STATED GOAL 1
Format the entries below as a JSON list of strings, one string per line with blank lines omitted, from the line containing "workspace-button[interactable]: Workspace▾ [636, 84, 721, 105]" up to and including the line containing "browser-menu-icon[interactable]: ⋮ [935, 40, 948, 56]".

DOCUMENT SECTION

We started doing some simple benchmarking of the planner on OS X and run into a
few issues. The idea was to report on the website which performance to expect on
which platform, and to a clearer idea if we should recommend some platform over
another. (In the past, we've occasionally warned people against using OS X For
benchmarking since the planner is essentially untested on that platform.)
Here's what I wrote about this in an email:
===========================================================================
[I wrote] a script for some very informal and anecdotal
benchmarking. To run it, just get the most recent code, ideally using a
clean clone, go to new-scripts, and run
$ ./run-calibration-test
This will probably take an hour or so. It'd be good to keep the machine
quiet while you're running this.
Alternatively, or rather additionally, it'd also be interesting to see
what happens if you run multiple instances of this in parallel, but I
fear currently they'd all need their own checkout since they will
clobber each other's temporary files. If you have k GB of RAM, don't run
more than k/2 instances in parallel.
The script will generate up to three log files (the third one only if
something goes wrong) named "calibration-test.*". I'd need those, as
well as the output of
$ hg identify
and
$ cat /proc/cpuinfo
(or if that doesn't exist on a Mac, whatever other info identifies your
CPU).
Once we're happy that everything went fine, it'd be good to put this
info up on the wiki. I'll contribute data for a bunch of Linux machines.
===========================================================================
Emil reported the following problems/bits of feedback (this is now a bit older,
so might no longer be current):
- The VAL Makefile didn't work out of the box because it linked statically.
This can be fixed the same way as with our own code.
- To get CPU info on the Mac, run /usr/sbin/system_profiler.
- "date" on OS X doesn't print nanoseconds, so the script's
'date +%s.%N' doesn't work. 'date +%s' does, but only has second resolution.

STATED GOAL 2
In the thread about benchmarking the planner on OS X, translate this sentence into Spanish: "This will probably take an hour or so."

RECORDS SUPPLIED
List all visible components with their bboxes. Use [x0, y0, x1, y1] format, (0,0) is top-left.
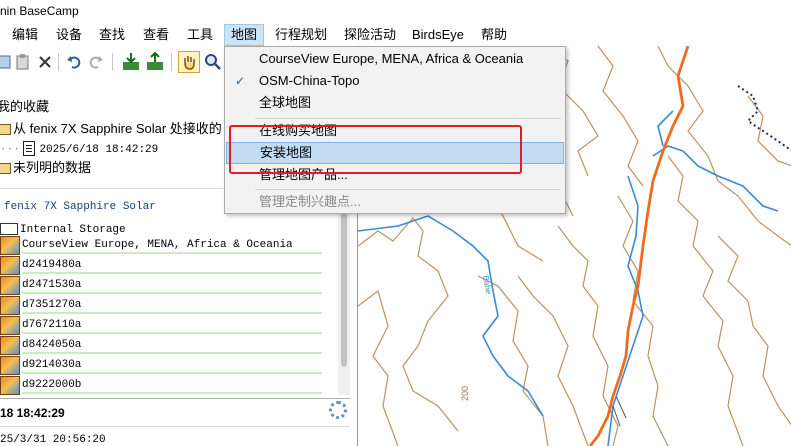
- folder-icon: [0, 163, 11, 175]
- map-item[interactable]: d9214030a: [0, 356, 330, 376]
- map-item-underline: [22, 372, 322, 374]
- map-item[interactable]: d2471530a: [0, 276, 330, 296]
- gear-icon[interactable]: [329, 401, 347, 419]
- panel-splitter[interactable]: [0, 398, 350, 399]
- folder-icon: [0, 124, 11, 136]
- menu-find[interactable]: 查找: [93, 24, 131, 46]
- menu-trip-planning[interactable]: 行程规划: [269, 24, 333, 46]
- send-to-device-icon[interactable]: [144, 51, 166, 73]
- menu-bar: 编辑 设备 查找 查看 工具 地图 行程规划 探险活动 BirdsEye 帮助: [0, 24, 791, 46]
- toolbar-separator: [112, 53, 113, 71]
- map-item-label: d7351270a: [22, 299, 82, 311]
- river-label: Bahe: [481, 275, 493, 296]
- toolbar-separator: [171, 53, 172, 71]
- menu-adventures[interactable]: 探险活动: [338, 24, 402, 46]
- scrollbar-thumb[interactable]: [341, 197, 347, 367]
- menu-item-label: 管理定制兴趣点...: [259, 194, 361, 209]
- map-item-underline: [22, 292, 322, 294]
- map-product-icon: [0, 256, 20, 275]
- received-folder-label: 从 fenix 7X Sapphire Solar 处接收的: [13, 121, 222, 136]
- map-item[interactable]: d7351270a: [0, 296, 330, 316]
- window-title: nin BaseCamp: [0, 0, 791, 22]
- map-product-icon: [0, 276, 20, 295]
- device-header[interactable]: fenix 7X Sapphire Solar: [4, 197, 156, 217]
- menu-edit[interactable]: 编辑: [6, 24, 44, 46]
- map-item-underline: [22, 252, 322, 254]
- menu-separator: [255, 189, 561, 190]
- my-collection-label[interactable]: 我的收藏: [0, 97, 49, 117]
- boundary-line: [737, 85, 791, 152]
- menu-help[interactable]: 帮助: [475, 24, 513, 46]
- hand-pan-icon[interactable]: [178, 51, 200, 73]
- map-item-underline: [22, 272, 322, 274]
- details-divider: [0, 426, 350, 427]
- map-item[interactable]: d9222000b: [0, 376, 330, 396]
- map-product-icon: [0, 296, 20, 315]
- undo-icon[interactable]: [63, 51, 85, 73]
- checkmark-icon: ✓: [235, 74, 246, 88]
- menu-item-label: OSM-China-Topo: [259, 73, 360, 88]
- menu-item-label: CourseView Europe, MENA, Africa & Oceani…: [259, 51, 524, 66]
- unlisted-data-label: 未列明的数据: [13, 160, 92, 175]
- menu-birdseye[interactable]: BirdsEye: [406, 24, 470, 46]
- menu-view[interactable]: 查看: [137, 24, 175, 46]
- folder-open-icon: [0, 222, 18, 235]
- internal-storage-item[interactable]: Internal Storage: [0, 218, 126, 238]
- details-time-secondary: 25/3/31 20:56:20: [0, 434, 106, 446]
- received-folder[interactable]: 从 fenix 7X Sapphire Solar 处接收的: [0, 119, 222, 139]
- map-item-underline: [22, 392, 322, 394]
- map-item-label: d9214030a: [22, 359, 82, 371]
- internal-storage-label: Internal Storage: [20, 224, 126, 236]
- map-item-label: CourseView Europe, MENA, Africa & Oceani…: [22, 239, 293, 251]
- map-item[interactable]: CourseView Europe, MENA, Africa & Oceani…: [0, 236, 330, 256]
- document-icon: [23, 141, 36, 157]
- map-item-underline: [22, 352, 322, 354]
- map-item-underline: [22, 332, 322, 334]
- map-item-label: d2419480a: [22, 259, 82, 271]
- map-item-label: d7672110a: [22, 319, 82, 331]
- unlisted-data-folder[interactable]: 未列明的数据: [0, 158, 91, 178]
- map-item[interactable]: d8424050a: [0, 336, 330, 356]
- menu-separator: [255, 118, 561, 119]
- map-item[interactable]: d7672110a: [0, 316, 330, 336]
- map-item-underline: [22, 312, 322, 314]
- map-product-icon: [0, 236, 20, 255]
- received-date-item[interactable]: ··· 2025/6/18 18:42:29: [0, 138, 158, 158]
- map-product-icon: [0, 356, 20, 375]
- menu-item-osm-china-topo[interactable]: ✓ OSM-China-Topo: [226, 70, 564, 92]
- map-item-label: d9222000b: [22, 379, 82, 391]
- map-product-icon: [0, 316, 20, 335]
- menu-item-courseview[interactable]: CourseView Europe, MENA, Africa & Oceani…: [226, 48, 564, 70]
- map-item[interactable]: d2419480a: [0, 256, 330, 276]
- annotation-highlight-box: [229, 125, 522, 174]
- details-time: 18 18:42:29: [0, 406, 65, 420]
- tree-dots: ···: [0, 144, 20, 156]
- menu-item-global-map[interactable]: 全球地图: [226, 92, 564, 114]
- zoom-icon[interactable]: [202, 51, 224, 73]
- map-item-label: d2471530a: [22, 279, 82, 291]
- menu-map[interactable]: 地图: [224, 24, 265, 46]
- menu-device[interactable]: 设备: [50, 24, 88, 46]
- toolbar-separator: [58, 53, 59, 71]
- map-product-icon: [0, 376, 20, 395]
- menu-item-label: 全球地图: [259, 95, 312, 110]
- contour-label: 200: [460, 386, 470, 401]
- receive-from-device-icon[interactable]: [120, 51, 142, 73]
- menu-tools[interactable]: 工具: [181, 24, 219, 46]
- redo-icon[interactable]: [85, 51, 107, 73]
- menu-item-manage-custom-pois: 管理定制兴趣点...: [226, 191, 564, 213]
- received-date: 2025/6/18 18:42:29: [39, 144, 159, 156]
- delete-icon[interactable]: [34, 51, 56, 73]
- map-item-label: d8424050a: [22, 339, 82, 351]
- library-scrollbar[interactable]: [338, 195, 350, 395]
- paste-icon[interactable]: [12, 51, 34, 73]
- map-product-icon: [0, 336, 20, 355]
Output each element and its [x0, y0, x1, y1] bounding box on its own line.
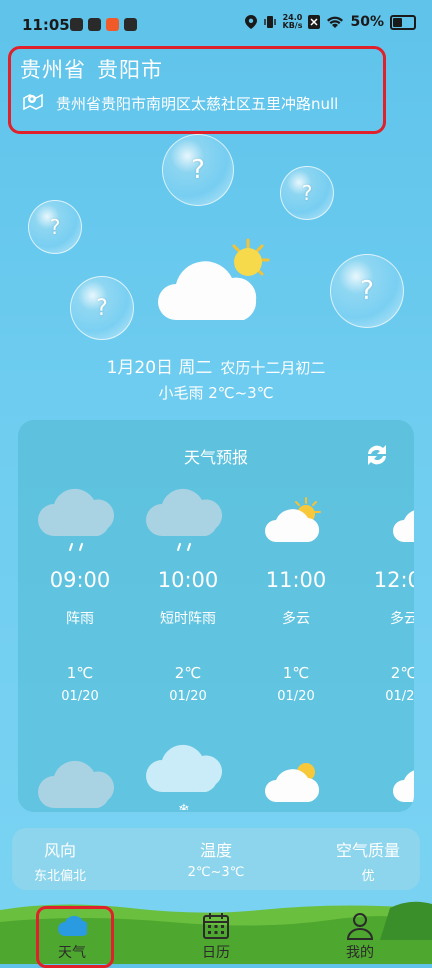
hour-desc: 多云: [282, 611, 310, 627]
partly-cloudy-icon: [248, 742, 344, 810]
hour-temp: 2℃: [174, 664, 202, 682]
partly-cloudy-icon: [248, 480, 344, 560]
hour-item[interactable]: 12:00 多云 2℃ 01/20: [356, 480, 414, 802]
snow-cloud-icon: ❄: [140, 742, 236, 810]
hour-item[interactable]: 11:00 多云 1℃ 01/20: [248, 480, 344, 802]
aqi-value: 优: [361, 869, 375, 884]
date-line: 1月20日 周二 农历十二月初二: [0, 353, 432, 378]
status-time: 11:05: [22, 16, 70, 34]
bubble-3[interactable]: ?: [28, 200, 82, 254]
net-speed: 24.0 KB/s: [282, 13, 303, 30]
user-icon: [346, 913, 374, 940]
hour-date: 01/20: [61, 689, 99, 704]
vibrate-icon: [263, 16, 276, 28]
aqi-label: 空气质量: [335, 841, 400, 860]
rain-cloud-icon: [32, 480, 128, 560]
partly-cloudy-icon: [356, 480, 414, 560]
nav-calendar-label: 日历: [202, 945, 230, 961]
red-app-icon: [106, 18, 119, 31]
hour-date: 01/20: [385, 689, 414, 704]
message-app-icon: [124, 18, 137, 31]
svg-text:❄: ❄: [178, 802, 190, 810]
rain-cloud-icon: [140, 480, 236, 560]
partly-cloudy-icon: [158, 238, 270, 320]
hour-desc: 短时阵雨: [160, 611, 216, 627]
hour-date: 01/20: [169, 689, 207, 704]
weather-details-card: 风向 东北偏北 温度 2℃~3℃ 空气质量 优: [12, 828, 420, 890]
map-location-icon: [23, 93, 43, 111]
nav-mine-label: 我的: [346, 945, 374, 961]
hour-desc: 多云: [390, 611, 414, 627]
forecast-card: 天气预报 09:00 阵雨 1℃ 01/20 10:00 短时阵雨 2℃ 01/…: [18, 420, 414, 812]
bubble-4[interactable]: ?: [70, 276, 134, 340]
check-app-icon: [70, 18, 83, 31]
hour-temp: 1℃: [282, 664, 310, 682]
notification-icons: [70, 18, 137, 31]
temperature-label: 温度: [199, 841, 232, 860]
hour-time: 11:00: [265, 568, 327, 592]
hour-desc: 阵雨: [66, 611, 94, 627]
refresh-icon[interactable]: [362, 440, 392, 470]
location-pin-icon: [244, 15, 257, 29]
hour-time: 10:00: [157, 568, 219, 592]
hour-date: 01/20: [277, 689, 315, 704]
play-app-icon: [88, 18, 101, 31]
nav-weather-highlight: [36, 906, 114, 968]
signal-x-icon: [308, 15, 321, 29]
status-right: 24.0 KB/s 50%: [244, 13, 416, 30]
wind-label: 风向: [43, 841, 76, 860]
hour-time: 09:00: [49, 568, 111, 592]
calendar-icon: [203, 913, 229, 939]
hourly-forecast-list[interactable]: 09:00 阵雨 1℃ 01/20 10:00 短时阵雨 2℃ 01/20 ❄: [32, 480, 414, 810]
hour-time: 12:00: [373, 568, 414, 592]
bubble-5[interactable]: ?: [330, 254, 404, 328]
bubble-2[interactable]: ?: [280, 166, 334, 220]
partly-cloudy-icon: [356, 742, 414, 810]
lunar-date: 农历十二月初二: [220, 359, 326, 377]
forecast-title: 天气预报: [183, 448, 248, 467]
address-text: 贵州省贵阳市南明区太慈社区五里冲路null: [56, 95, 339, 113]
bubble-1[interactable]: ?: [162, 134, 234, 206]
today-date: 1月20日 周二: [106, 358, 213, 378]
status-bar: 11:05 24.0 KB/s 50%: [0, 0, 432, 50]
battery-icon: [390, 14, 416, 30]
province-name[interactable]: 贵州省: [20, 54, 86, 84]
today-weather: 小毛雨 2℃~3℃: [158, 384, 274, 402]
wifi-icon: [327, 16, 344, 28]
wind-value: 东北偏北: [33, 869, 86, 884]
hour-temp: 1℃: [66, 664, 94, 682]
hour-item[interactable]: 10:00 短时阵雨 2℃ 01/20 ❄: [140, 480, 236, 810]
hour-temp: 2℃: [390, 664, 414, 682]
city-name[interactable]: 贵阳市: [97, 54, 163, 84]
cloud-icon: [32, 742, 128, 810]
hour-item[interactable]: 09:00 阵雨 1℃ 01/20: [32, 480, 128, 808]
battery-text: 50%: [350, 14, 384, 30]
temperature-value: 2℃~3℃: [187, 865, 245, 880]
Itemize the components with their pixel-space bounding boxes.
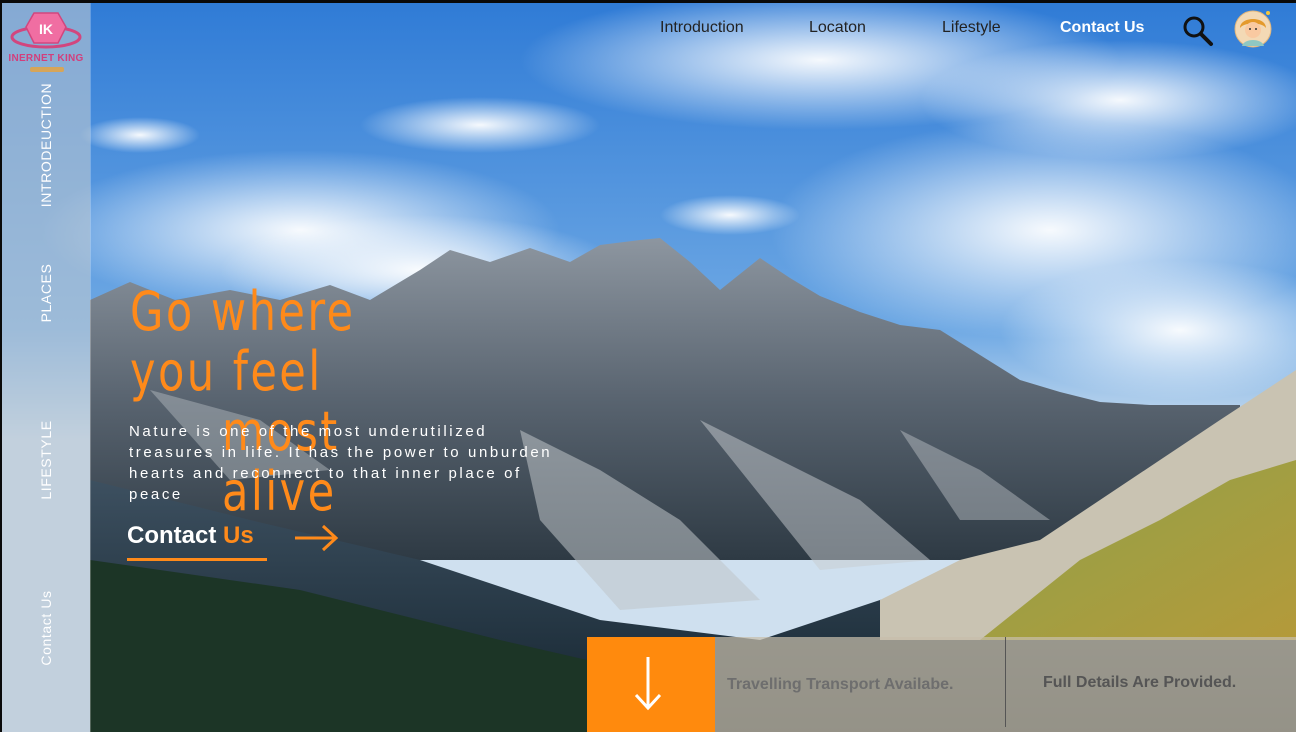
cta-underline <box>127 558 267 561</box>
nav-contact-us[interactable]: Contact Us <box>1060 19 1144 37</box>
arrow-down-icon <box>634 657 662 711</box>
cta-label-main: Contact <box>127 522 217 549</box>
search-icon[interactable] <box>1180 14 1214 48</box>
nav-lifestyle[interactable]: Lifestyle <box>942 19 1001 37</box>
page: IK INERNET KING INTRODEUCTION PLACES LIF… <box>0 0 1296 732</box>
cta-label: Contact Us <box>127 522 254 550</box>
logo-icon: IK <box>10 12 82 49</box>
logo-text: INERNET KING <box>8 53 84 64</box>
sidebar-item-places[interactable]: PLACES <box>2 223 90 363</box>
hero-headline-line-1: Go where you feel <box>130 280 356 403</box>
nav-introduction[interactable]: Introduction <box>660 19 744 37</box>
sidebar-item-label: LIFESTYLE <box>38 420 54 500</box>
sidebar-item-label: Contact Us <box>38 590 54 666</box>
top-border <box>0 0 1296 3</box>
scroll-down-button[interactable] <box>587 637 715 732</box>
contact-us-button[interactable]: Contact Us <box>127 520 367 564</box>
sidebar-item-contact-us[interactable]: Contact Us <box>2 558 90 698</box>
avatar-icon[interactable] <box>1234 10 1272 48</box>
hero-description: Nature is one of the most underutilized … <box>129 423 553 503</box>
cta-label-accent: Us <box>223 522 254 549</box>
arrow-right-icon <box>295 524 339 552</box>
logo-tagline-bar <box>30 67 64 72</box>
info-bar: Travelling Transport Availabe. Full Deta… <box>587 637 1296 732</box>
nav-location[interactable]: Locaton <box>809 19 866 37</box>
details-info: Full Details Are Provided. <box>1043 674 1237 691</box>
sidebar-item-label: INTRODEUCTION <box>38 82 54 208</box>
sidebar-item-label: PLACES <box>38 263 54 323</box>
transport-info: Travelling Transport Availabe. <box>727 676 954 693</box>
sidebar-item-lifestyle[interactable]: LIFESTYLE <box>2 390 90 530</box>
sidebar-item-introduction[interactable]: INTRODEUCTION <box>2 75 90 215</box>
info-divider <box>1005 637 1006 727</box>
logo-initials: IK <box>39 21 53 37</box>
sidebar: IK INERNET KING INTRODEUCTION PLACES LIF… <box>2 3 90 732</box>
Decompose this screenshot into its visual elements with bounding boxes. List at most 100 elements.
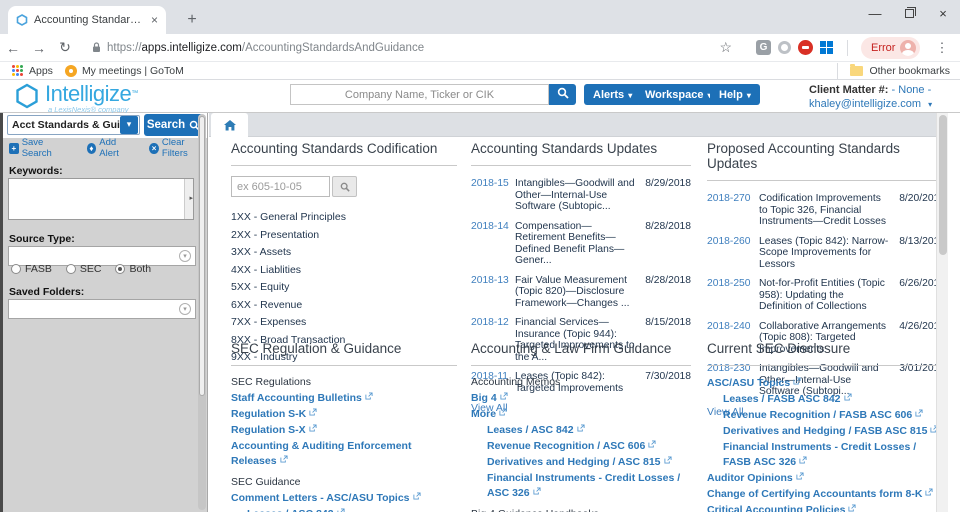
workspace-button[interactable]: Workspace▾ [636, 84, 721, 105]
group-label: SEC Regulations [231, 376, 457, 388]
browser-tab[interactable]: Accounting Standards & Guidanc × [8, 6, 166, 34]
guidance-link[interactable]: Leases / FASB ASC 842 [707, 392, 945, 407]
goto-meeting-icon [65, 65, 77, 77]
guidance-link[interactable]: More [471, 407, 691, 422]
guidance-link[interactable]: Derivatives and Hedging / FASB ASC 815 [707, 424, 945, 439]
address-bar[interactable]: https://apps.intelligize.com/AccountingS… [82, 37, 742, 59]
company-search-button[interactable] [549, 84, 576, 105]
update-id-link[interactable]: 2018-250 [707, 278, 759, 313]
sidebar-scrollbar-thumb[interactable] [199, 116, 205, 396]
update-id-link[interactable]: 2018-260 [707, 236, 759, 271]
update-date: 8/28/2018 [641, 275, 691, 310]
client-matter-label: Client Matter #: [809, 84, 888, 96]
browser-menu-icon[interactable]: ⋮ [935, 40, 948, 56]
asc-topic-link[interactable]: 6XX - Revenue [231, 297, 457, 315]
sidebar-search-button[interactable]: Search [144, 114, 203, 136]
apps-grid-icon [12, 65, 24, 77]
asc-topic-link[interactable]: 2XX - Presentation [231, 227, 457, 245]
content-area: Accounting Standards Codification 1XX - … [209, 113, 948, 512]
extension-windows-icon[interactable] [820, 41, 834, 55]
intelligize-favicon-hexagon-icon [16, 14, 28, 26]
source-radio-both[interactable]: Both [115, 263, 151, 275]
search-scope-select[interactable]: Acct Standards & Guidance ▾ [7, 115, 140, 135]
intelligize-logo[interactable]: Intelligize™ a LexisNexis® company [14, 83, 138, 109]
extension-adblock-icon[interactable] [798, 40, 813, 55]
update-title-link[interactable]: Compensation—Retirement Benefits—Defined… [515, 221, 641, 267]
guidance-link[interactable]: Critical Accounting Policies [707, 503, 945, 512]
guidance-link[interactable]: Big 4 [471, 391, 691, 406]
guidance-link[interactable]: Regulation S-X [231, 423, 457, 438]
reload-button-icon[interactable]: ↻ [52, 39, 78, 56]
update-title-link[interactable]: Fair Value Measurement (Topic 820)—Discl… [515, 275, 641, 310]
panel-title: Accounting Standards Codification [231, 141, 457, 166]
update-title-link[interactable]: Leases (Topic 842): Narrow-Scope Improve… [759, 236, 895, 271]
guidance-link[interactable]: Change of Certifying Accountants form 8-… [707, 487, 945, 502]
radio-icon[interactable] [115, 264, 125, 274]
asc-topic-link[interactable]: 1XX - General Principles [231, 209, 457, 227]
sidebar-scrollbar[interactable] [198, 114, 206, 510]
profile-button[interactable]: Error [861, 37, 920, 59]
guidance-link[interactable]: Financial Instruments - Credit Losses / … [471, 471, 691, 501]
saved-folders-select[interactable]: ▾ [8, 299, 196, 319]
guidance-link[interactable]: Revenue Recognition / FASB ASC 606 [707, 408, 945, 423]
user-email-menu[interactable]: khaley@intelligize.com ▾ [809, 97, 932, 112]
extension-g-icon[interactable]: G [756, 40, 771, 55]
update-id-link[interactable]: 2018-13 [471, 275, 515, 310]
other-bookmarks-button[interactable]: Other bookmarks [831, 63, 950, 79]
save-search-button[interactable]: + Save Search [9, 137, 70, 159]
chevron-down-icon: ▾ [747, 91, 751, 100]
radio-icon[interactable] [11, 264, 21, 274]
codification-search-input[interactable] [231, 176, 330, 197]
guidance-link[interactable]: Accounting & Auditing Enforcement Releas… [231, 439, 457, 469]
company-search-input[interactable] [290, 84, 549, 105]
guidance-link[interactable]: Revenue Recognition / ASC 606 [471, 439, 691, 454]
update-title-link[interactable]: Intangibles—Goodwill and Other—Internal-… [515, 178, 641, 213]
window-minimize-button[interactable]: — [858, 0, 892, 30]
url-text: https://apps.intelligize.com/AccountingS… [107, 42, 424, 54]
update-title-link[interactable]: Not-for-Profit Entities (Topic 958): Upd… [759, 278, 895, 313]
external-link-icon [799, 456, 807, 464]
asc-topic-link[interactable]: 7XX - Expenses [231, 314, 457, 332]
guidance-link[interactable]: ASC/ASU Topics [707, 376, 945, 391]
source-radio-fasb[interactable]: FASB [11, 263, 52, 275]
alerts-button[interactable]: Alerts▾ [584, 84, 641, 105]
external-link-icon [309, 408, 317, 416]
asc-topic-link[interactable]: 4XX - Liablities [231, 262, 457, 280]
radio-icon[interactable] [66, 264, 76, 274]
source-radio-sec[interactable]: SEC [66, 263, 102, 275]
codification-search-button[interactable] [332, 176, 357, 197]
bookmark-star-icon[interactable]: ☆ [719, 39, 732, 56]
window-restore-button[interactable] [892, 0, 926, 30]
guidance-link[interactable]: Leases / ASC 842 [231, 507, 457, 512]
add-alert-button[interactable]: ♦ Add Alert [87, 137, 134, 159]
scope-dropdown-icon[interactable]: ▾ [120, 116, 138, 134]
guidance-link[interactable]: Leases / ASC 842 [471, 423, 691, 438]
client-matter-value[interactable]: - None - [892, 84, 932, 96]
back-button-icon[interactable]: ← [0, 40, 26, 56]
guidance-link[interactable]: Comment Letters - ASC/ASU Topics [231, 491, 457, 506]
page-scrollbar[interactable] [936, 113, 948, 512]
help-button[interactable]: Help▾ [710, 84, 760, 105]
guidance-link[interactable]: Financial Instruments - Credit Losses / … [707, 440, 945, 470]
panel-title: SEC Regulation & Guidance [231, 341, 457, 366]
asc-topic-link[interactable]: 5XX - Equity [231, 279, 457, 297]
keywords-textarea[interactable]: ▸ [8, 178, 194, 220]
tab-close-icon[interactable]: × [151, 14, 158, 26]
update-id-link[interactable]: 2018-14 [471, 221, 515, 267]
update-id-link[interactable]: 2018-270 [707, 193, 759, 228]
new-tab-button[interactable]: + [180, 8, 204, 32]
guidance-link[interactable]: Auditor Opinions [707, 471, 945, 486]
window-close-button[interactable]: × [926, 0, 960, 30]
forward-button-icon[interactable]: → [26, 40, 52, 56]
bookmark-meetings[interactable]: My meetings | GoToM [65, 65, 184, 77]
extension-circle-icon[interactable] [778, 41, 791, 54]
update-title-link[interactable]: Codification Improvements to Topic 326, … [759, 193, 895, 228]
page-scrollbar-thumb[interactable] [939, 115, 947, 255]
asc-topic-link[interactable]: 3XX - Assets [231, 244, 457, 262]
guidance-link[interactable]: Staff Accounting Bulletins [231, 391, 457, 406]
guidance-link[interactable]: Derivatives and Hedging / ASC 815 [471, 455, 691, 470]
update-id-link[interactable]: 2018-15 [471, 178, 515, 213]
home-tab[interactable] [211, 113, 248, 137]
guidance-link[interactable]: Regulation S-K [231, 407, 457, 422]
bookmark-apps[interactable]: Apps [12, 65, 53, 77]
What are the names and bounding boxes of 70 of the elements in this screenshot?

EXERCISE OUTPUT 1
[
  "workspace-button[interactable]: Workspace▾ [636, 84, 721, 105]",
  "group-label: SEC Regulations [231, 376, 457, 388]",
  "browser-tab[interactable]: Accounting Standards & Guidanc × [8, 6, 166, 34]",
  "guidance-link[interactable]: Leases / FASB ASC 842 [707, 392, 945, 407]",
  "goto-meeting-icon [65, 65, 77, 77]",
  "guidance-link[interactable]: More [471, 407, 691, 422]",
  "guidance-link[interactable]: Derivatives and Hedging / FASB ASC 815 [707, 424, 945, 439]",
  "address-bar[interactable]: https://apps.intelligize.com/AccountingS… [82, 37, 742, 59]",
  "company-search-button[interactable] [549, 84, 576, 105]",
  "update-id-link[interactable]: 2018-250 [707, 278, 759, 313]",
  "sidebar-scrollbar-thumb[interactable] [199, 116, 205, 396]",
  "update-id-link[interactable]: 2018-260 [707, 236, 759, 271]",
  "update-date: 8/28/2018 [641, 275, 691, 310]",
  "client-matter-label: Client Matter #: [809, 84, 888, 96]",
  "browser-menu-icon[interactable]: ⋮ [935, 40, 948, 56]"
]

EXERCISE OUTPUT 2
Esto probablemente llevará una hora más o menos.